• _Short task_
In the records that follow, locate every line with "text" and extract it.

-- START Dataset extract --

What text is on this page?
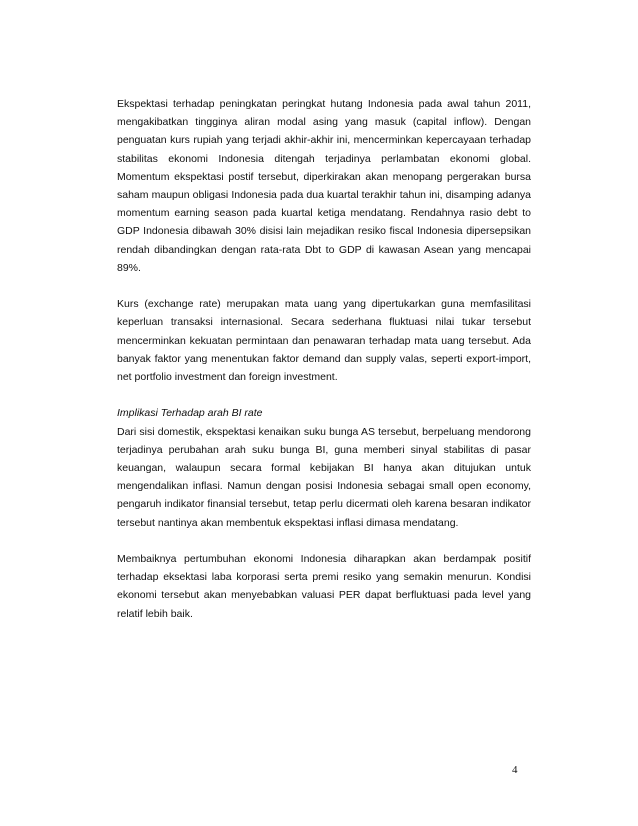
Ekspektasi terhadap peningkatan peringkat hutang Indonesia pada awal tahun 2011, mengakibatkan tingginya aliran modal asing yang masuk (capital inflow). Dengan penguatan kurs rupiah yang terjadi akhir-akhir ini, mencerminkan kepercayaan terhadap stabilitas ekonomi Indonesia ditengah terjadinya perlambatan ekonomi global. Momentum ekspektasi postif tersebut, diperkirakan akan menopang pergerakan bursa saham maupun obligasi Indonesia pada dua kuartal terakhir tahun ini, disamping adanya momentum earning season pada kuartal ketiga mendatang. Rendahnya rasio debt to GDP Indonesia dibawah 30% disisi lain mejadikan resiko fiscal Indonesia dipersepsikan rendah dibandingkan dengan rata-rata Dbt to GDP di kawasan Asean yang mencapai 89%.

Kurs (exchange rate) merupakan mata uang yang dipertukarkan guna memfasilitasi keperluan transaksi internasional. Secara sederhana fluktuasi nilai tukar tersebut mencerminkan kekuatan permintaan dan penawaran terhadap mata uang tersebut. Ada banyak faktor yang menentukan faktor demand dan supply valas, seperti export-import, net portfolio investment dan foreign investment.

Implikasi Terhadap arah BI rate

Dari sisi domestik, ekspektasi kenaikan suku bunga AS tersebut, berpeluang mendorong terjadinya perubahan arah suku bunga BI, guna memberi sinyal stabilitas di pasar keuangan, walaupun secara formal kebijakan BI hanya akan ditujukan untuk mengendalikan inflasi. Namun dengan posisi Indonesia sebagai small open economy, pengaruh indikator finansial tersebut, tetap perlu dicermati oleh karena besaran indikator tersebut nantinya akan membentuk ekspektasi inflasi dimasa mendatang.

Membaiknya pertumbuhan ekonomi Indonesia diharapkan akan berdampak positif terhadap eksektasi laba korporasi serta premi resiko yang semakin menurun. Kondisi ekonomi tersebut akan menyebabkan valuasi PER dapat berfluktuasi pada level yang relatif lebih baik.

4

-- END Dataset extract --
-- START Dataset extract --

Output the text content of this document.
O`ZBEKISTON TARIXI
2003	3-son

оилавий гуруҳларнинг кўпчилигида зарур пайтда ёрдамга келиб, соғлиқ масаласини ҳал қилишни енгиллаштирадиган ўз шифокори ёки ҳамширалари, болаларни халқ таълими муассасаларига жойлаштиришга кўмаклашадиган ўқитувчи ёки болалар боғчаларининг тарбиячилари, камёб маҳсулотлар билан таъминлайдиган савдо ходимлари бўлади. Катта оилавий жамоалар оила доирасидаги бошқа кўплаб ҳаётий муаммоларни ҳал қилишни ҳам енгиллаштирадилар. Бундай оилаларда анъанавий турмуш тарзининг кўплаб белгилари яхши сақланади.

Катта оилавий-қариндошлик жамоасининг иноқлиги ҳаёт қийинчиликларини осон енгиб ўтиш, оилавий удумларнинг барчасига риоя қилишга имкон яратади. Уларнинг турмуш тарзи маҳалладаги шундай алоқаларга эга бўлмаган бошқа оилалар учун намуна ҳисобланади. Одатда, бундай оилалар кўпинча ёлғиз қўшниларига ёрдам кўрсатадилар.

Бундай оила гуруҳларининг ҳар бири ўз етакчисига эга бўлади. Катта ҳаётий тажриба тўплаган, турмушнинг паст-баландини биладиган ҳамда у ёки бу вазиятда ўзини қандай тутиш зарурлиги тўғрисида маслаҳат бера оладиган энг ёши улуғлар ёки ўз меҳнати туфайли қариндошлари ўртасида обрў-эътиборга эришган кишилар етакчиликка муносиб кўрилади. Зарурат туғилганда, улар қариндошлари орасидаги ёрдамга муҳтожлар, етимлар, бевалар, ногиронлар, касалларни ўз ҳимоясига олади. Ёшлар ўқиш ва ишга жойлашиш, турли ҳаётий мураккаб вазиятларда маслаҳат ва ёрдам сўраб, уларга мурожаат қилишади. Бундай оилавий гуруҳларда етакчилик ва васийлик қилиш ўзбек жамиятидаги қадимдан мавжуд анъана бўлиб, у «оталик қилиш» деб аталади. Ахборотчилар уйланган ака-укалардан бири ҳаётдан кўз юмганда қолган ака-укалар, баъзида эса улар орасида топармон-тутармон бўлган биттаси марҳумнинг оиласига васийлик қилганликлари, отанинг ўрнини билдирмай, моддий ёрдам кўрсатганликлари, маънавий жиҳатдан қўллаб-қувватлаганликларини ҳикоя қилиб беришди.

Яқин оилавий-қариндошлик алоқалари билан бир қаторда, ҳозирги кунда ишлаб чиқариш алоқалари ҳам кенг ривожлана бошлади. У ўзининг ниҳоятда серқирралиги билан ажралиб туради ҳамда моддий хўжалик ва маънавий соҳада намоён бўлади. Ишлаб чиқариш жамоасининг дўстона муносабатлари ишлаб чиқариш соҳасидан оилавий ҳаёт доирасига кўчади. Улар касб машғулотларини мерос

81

-- END Dataset extract --

• _Answer to this problem_
What text is on this page?
Output the text content of this document.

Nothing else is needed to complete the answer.